■ Dataset entries ■
┏━━

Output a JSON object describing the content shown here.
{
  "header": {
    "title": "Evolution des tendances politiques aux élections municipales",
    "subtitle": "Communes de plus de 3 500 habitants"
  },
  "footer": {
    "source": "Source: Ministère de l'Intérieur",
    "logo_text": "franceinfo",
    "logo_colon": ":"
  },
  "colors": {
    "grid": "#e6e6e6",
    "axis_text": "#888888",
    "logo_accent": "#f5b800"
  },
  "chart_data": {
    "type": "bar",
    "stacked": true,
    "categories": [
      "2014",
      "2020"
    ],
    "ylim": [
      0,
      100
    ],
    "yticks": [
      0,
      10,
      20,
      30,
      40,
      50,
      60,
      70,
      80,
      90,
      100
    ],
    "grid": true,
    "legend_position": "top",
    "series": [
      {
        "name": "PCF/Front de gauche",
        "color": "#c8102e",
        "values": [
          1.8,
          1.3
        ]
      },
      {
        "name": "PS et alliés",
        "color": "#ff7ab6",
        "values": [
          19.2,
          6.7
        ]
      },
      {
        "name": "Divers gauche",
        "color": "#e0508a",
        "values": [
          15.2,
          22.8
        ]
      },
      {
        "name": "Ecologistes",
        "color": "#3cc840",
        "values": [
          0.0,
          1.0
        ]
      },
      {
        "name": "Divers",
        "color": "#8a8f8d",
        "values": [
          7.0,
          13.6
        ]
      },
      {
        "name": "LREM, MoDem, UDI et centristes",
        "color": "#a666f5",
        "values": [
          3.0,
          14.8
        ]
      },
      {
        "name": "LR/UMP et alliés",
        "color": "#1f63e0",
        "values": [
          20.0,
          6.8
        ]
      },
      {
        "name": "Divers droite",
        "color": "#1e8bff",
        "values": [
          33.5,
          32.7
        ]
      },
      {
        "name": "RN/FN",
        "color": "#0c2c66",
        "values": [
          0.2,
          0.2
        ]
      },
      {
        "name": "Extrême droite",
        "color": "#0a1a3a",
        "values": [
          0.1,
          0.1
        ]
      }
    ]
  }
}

┗━━

■ Given problem ■
Every entry must be output again, exactly as written above.

■ Expected answer ■
Output a JSON object describing the content shown here.
{
  "header": {
    "title": "Evolution des tendances politiques aux élections municipales",
    "subtitle": "Communes de plus de 3 500 habitants"
  },
  "footer": {
    "source": "Source: Ministère de l'Intérieur",
    "logo_text": "franceinfo",
    "logo_colon": ":"
  },
  "colors": {
    "grid": "#e6e6e6",
    "axis_text": "#888888",
    "logo_accent": "#f5b800"
  },
  "chart_data": {
    "type": "bar",
    "stacked": true,
    "categories": [
      "2014",
      "2020"
    ],
    "ylim": [
      0,
      100
    ],
    "yticks": [
      0,
      10,
      20,
      30,
      40,
      50,
      60,
      70,
      80,
      90,
      100
    ],
    "grid": true,
    "legend_position": "top",
    "series": [
      {
        "name": "PCF/Front de gauche",
        "color": "#c8102e",
        "values": [
          1.8,
          1.3
        ]
      },
      {
        "name": "PS et alliés",
        "color": "#ff7ab6",
        "values": [
          19.2,
          6.7
        ]
      },
      {
        "name": "Divers gauche",
        "color": "#e0508a",
        "values": [
          15.2,
          22.8
        ]
      },
      {
        "name": "Ecologistes",
        "color": "#3cc840",
        "values": [
          0.0,
          1.0
        ]
      },
      {
        "name": "Divers",
        "color": "#8a8f8d",
        "values": [
          7.0,
          13.6
        ]
      },
      {
        "name": "LREM, MoDem, UDI et centristes",
        "color": "#a666f5",
        "values": [
          3.0,
          14.8
        ]
      },
      {
        "name": "LR/UMP et alliés",
        "color": "#1f63e0",
        "values": [
          20.0,
          6.8
        ]
      },
      {
        "name": "Divers droite",
        "color": "#1e8bff",
        "values": [
          33.5,
          32.7
        ]
      },
      {
        "name": "RN/FN",
        "color": "#0c2c66",
        "values": [
          0.2,
          0.2
        ]
      },
      {
        "name": "Extrême droite",
        "color": "#0a1a3a",
        "values": [
          0.1,
          0.1
        ]
      }
    ]
  }
}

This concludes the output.